(Dataset entries)
— Begin —
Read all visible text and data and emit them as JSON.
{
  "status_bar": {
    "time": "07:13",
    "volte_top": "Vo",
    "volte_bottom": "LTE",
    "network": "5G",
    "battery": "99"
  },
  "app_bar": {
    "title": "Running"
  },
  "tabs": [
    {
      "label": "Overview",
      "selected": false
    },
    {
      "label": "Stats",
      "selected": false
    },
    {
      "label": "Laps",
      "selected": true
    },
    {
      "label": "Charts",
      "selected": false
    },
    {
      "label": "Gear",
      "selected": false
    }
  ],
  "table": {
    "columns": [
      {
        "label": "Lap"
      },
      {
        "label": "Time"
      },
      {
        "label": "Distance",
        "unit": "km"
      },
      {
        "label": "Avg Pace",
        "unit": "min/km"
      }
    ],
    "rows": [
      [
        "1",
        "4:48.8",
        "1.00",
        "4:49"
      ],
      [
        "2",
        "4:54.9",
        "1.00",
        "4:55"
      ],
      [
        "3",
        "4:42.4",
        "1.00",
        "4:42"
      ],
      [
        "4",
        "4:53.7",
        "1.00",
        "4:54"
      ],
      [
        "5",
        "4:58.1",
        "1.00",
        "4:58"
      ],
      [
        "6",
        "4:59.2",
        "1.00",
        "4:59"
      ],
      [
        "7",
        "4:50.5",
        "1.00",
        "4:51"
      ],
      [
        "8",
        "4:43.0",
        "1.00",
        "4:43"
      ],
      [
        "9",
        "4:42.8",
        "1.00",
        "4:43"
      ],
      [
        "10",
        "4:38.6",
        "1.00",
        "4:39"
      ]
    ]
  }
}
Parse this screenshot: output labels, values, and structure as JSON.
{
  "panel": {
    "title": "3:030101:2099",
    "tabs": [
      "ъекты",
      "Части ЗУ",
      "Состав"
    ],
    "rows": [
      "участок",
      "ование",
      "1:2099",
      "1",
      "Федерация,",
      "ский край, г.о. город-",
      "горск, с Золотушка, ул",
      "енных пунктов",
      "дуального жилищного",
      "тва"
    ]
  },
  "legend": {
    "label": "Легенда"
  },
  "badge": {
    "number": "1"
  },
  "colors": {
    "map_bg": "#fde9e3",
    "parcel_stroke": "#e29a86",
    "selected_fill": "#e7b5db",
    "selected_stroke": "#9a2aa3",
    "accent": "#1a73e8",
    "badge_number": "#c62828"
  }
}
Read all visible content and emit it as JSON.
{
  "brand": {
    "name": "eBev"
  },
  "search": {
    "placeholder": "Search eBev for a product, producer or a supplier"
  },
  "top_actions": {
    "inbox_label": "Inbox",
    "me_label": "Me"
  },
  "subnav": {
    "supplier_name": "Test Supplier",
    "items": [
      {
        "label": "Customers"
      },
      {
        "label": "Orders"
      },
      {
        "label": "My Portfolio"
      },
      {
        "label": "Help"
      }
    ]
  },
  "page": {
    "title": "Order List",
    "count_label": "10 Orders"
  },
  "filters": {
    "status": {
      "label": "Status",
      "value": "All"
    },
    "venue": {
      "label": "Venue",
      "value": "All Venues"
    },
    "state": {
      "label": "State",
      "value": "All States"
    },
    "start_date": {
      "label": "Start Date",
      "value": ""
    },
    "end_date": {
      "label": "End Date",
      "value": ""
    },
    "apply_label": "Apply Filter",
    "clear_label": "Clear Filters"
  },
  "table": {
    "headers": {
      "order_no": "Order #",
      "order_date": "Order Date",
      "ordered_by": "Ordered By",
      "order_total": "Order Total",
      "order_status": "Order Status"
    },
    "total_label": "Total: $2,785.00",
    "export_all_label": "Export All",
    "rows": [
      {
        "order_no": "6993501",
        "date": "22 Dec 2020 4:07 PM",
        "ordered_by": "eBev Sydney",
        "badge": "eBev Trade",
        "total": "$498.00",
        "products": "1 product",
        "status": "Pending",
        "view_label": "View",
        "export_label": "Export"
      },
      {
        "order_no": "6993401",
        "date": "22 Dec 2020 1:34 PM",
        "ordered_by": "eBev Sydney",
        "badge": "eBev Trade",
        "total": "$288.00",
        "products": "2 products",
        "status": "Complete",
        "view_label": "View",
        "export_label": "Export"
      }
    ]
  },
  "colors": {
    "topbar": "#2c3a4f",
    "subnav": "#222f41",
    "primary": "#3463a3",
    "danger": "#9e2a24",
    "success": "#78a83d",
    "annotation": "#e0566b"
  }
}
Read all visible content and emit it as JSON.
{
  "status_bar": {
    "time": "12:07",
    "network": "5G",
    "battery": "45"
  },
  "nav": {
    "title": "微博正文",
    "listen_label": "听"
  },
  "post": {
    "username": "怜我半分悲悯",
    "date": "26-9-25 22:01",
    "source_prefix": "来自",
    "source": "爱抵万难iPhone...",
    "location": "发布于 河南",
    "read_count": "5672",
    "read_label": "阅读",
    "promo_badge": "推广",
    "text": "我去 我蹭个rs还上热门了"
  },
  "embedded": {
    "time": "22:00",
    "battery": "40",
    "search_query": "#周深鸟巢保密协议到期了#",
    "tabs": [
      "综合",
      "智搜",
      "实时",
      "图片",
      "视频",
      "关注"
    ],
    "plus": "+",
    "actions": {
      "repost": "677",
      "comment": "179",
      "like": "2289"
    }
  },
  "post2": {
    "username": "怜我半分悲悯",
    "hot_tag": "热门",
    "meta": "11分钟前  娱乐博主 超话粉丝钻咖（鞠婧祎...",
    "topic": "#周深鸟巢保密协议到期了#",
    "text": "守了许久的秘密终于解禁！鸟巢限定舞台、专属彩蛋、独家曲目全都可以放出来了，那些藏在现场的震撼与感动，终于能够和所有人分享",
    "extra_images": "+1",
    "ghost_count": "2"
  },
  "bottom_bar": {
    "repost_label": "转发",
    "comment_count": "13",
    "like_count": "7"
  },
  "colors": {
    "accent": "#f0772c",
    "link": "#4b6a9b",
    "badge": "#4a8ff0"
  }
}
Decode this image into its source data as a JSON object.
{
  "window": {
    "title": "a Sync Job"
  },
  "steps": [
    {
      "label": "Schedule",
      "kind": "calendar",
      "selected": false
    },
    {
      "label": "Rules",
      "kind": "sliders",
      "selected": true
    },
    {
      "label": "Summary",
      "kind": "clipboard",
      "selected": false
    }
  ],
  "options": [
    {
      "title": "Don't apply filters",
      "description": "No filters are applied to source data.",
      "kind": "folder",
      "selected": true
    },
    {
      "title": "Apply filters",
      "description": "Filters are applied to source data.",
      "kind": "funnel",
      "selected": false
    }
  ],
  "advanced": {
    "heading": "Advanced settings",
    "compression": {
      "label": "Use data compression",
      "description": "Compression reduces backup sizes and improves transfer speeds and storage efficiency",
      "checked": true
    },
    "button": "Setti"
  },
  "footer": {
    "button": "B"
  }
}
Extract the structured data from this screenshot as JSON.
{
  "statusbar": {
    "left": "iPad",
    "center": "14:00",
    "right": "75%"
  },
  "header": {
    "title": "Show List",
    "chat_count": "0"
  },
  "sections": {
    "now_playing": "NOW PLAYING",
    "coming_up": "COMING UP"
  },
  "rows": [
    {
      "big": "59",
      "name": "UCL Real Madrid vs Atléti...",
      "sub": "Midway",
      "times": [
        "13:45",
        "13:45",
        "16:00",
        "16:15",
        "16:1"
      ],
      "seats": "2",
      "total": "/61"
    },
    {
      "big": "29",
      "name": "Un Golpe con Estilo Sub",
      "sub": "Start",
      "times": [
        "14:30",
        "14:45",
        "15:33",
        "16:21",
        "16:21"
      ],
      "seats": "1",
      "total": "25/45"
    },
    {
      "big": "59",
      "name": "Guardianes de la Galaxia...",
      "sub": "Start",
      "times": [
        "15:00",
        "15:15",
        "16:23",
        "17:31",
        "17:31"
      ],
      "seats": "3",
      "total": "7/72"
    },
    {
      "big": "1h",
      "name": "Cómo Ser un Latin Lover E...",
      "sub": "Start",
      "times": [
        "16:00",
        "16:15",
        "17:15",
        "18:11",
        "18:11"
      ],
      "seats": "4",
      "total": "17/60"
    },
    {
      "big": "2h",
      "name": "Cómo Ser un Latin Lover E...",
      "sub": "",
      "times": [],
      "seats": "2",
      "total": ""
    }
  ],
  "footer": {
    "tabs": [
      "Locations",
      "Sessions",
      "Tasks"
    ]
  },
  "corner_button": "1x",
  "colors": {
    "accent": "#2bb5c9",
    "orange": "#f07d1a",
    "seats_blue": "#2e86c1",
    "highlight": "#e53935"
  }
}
— End —
» The problem
From the entries above, copy every line that holds the word "description".

» Result for this exercise
      "description": "No filters are applied to source data.",
      "description": "Filters are applied to source data.",
      "description": "Compression reduces backup sizes and improves transfer speeds and storage efficiency",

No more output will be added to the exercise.